## begin DATASET ENTRIES

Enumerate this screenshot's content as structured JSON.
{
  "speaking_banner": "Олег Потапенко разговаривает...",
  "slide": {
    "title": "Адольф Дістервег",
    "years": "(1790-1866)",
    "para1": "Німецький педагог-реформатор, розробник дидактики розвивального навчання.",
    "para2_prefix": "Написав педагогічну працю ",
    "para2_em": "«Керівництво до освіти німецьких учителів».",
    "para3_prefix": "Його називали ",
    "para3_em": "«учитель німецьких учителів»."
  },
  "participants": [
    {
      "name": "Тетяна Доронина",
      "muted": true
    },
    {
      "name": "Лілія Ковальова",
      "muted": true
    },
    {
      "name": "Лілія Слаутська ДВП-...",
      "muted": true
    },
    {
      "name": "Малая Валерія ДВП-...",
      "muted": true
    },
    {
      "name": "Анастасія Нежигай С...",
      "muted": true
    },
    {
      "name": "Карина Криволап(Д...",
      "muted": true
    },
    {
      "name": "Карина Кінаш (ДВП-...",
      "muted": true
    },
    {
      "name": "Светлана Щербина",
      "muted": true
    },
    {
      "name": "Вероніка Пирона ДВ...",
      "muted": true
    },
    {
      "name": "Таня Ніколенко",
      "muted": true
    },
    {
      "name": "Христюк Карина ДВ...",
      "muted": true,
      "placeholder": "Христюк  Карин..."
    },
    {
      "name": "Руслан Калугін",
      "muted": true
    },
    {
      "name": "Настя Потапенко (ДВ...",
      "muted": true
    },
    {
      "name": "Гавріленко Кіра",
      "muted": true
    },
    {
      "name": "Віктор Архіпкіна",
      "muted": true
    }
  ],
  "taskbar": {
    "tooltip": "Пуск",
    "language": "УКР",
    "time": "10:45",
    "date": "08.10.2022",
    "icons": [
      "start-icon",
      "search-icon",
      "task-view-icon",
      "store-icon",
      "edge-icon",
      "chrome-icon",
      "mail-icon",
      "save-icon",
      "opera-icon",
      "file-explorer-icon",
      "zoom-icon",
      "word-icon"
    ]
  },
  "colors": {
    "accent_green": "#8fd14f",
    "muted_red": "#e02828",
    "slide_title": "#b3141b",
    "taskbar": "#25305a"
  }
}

## end DATASET ENTRIES

[THE TASK]: Set down the entries verbatim, leaving none out.

[SOLUTION TO THIS TASK]:
Enumerate this screenshot's content as structured JSON.
{
  "speaking_banner": "Олег Потапенко разговаривает...",
  "slide": {
    "title": "Адольф Дістервег",
    "years": "(1790-1866)",
    "para1": "Німецький педагог-реформатор, розробник дидактики розвивального навчання.",
    "para2_prefix": "Написав педагогічну працю ",
    "para2_em": "«Керівництво до освіти німецьких учителів».",
    "para3_prefix": "Його називали ",
    "para3_em": "«учитель німецьких учителів»."
  },
  "participants": [
    {
      "name": "Тетяна Доронина",
      "muted": true
    },
    {
      "name": "Лілія Ковальова",
      "muted": true
    },
    {
      "name": "Лілія Слаутська ДВП-...",
      "muted": true
    },
    {
      "name": "Малая Валерія ДВП-...",
      "muted": true
    },
    {
      "name": "Анастасія Нежигай С...",
      "muted": true
    },
    {
      "name": "Карина Криволап(Д...",
      "muted": true
    },
    {
      "name": "Карина Кінаш (ДВП-...",
      "muted": true
    },
    {
      "name": "Светлана Щербина",
      "muted": true
    },
    {
      "name": "Вероніка Пирона ДВ...",
      "muted": true
    },
    {
      "name": "Таня Ніколенко",
      "muted": true
    },
    {
      "name": "Христюк Карина ДВ...",
      "muted": true,
      "placeholder": "Христюк  Карин..."
    },
    {
      "name": "Руслан Калугін",
      "muted": true
    },
    {
      "name": "Настя Потапенко (ДВ...",
      "muted": true
    },
    {
      "name": "Гавріленко Кіра",
      "muted": true
    },
    {
      "name": "Віктор Архіпкіна",
      "muted": true
    }
  ],
  "taskbar": {
    "tooltip": "Пуск",
    "language": "УКР",
    "time": "10:45",
    "date": "08.10.2022",
    "icons": [
      "start-icon",
      "search-icon",
      "task-view-icon",
      "store-icon",
      "edge-icon",
      "chrome-icon",
      "mail-icon",
      "save-icon",
      "opera-icon",
      "file-explorer-icon",
      "zoom-icon",
      "word-icon"
    ]
  },
  "colors": {
    "accent_green": "#8fd14f",
    "muted_red": "#e02828",
    "slide_title": "#b3141b",
    "taskbar": "#25305a"
  }
}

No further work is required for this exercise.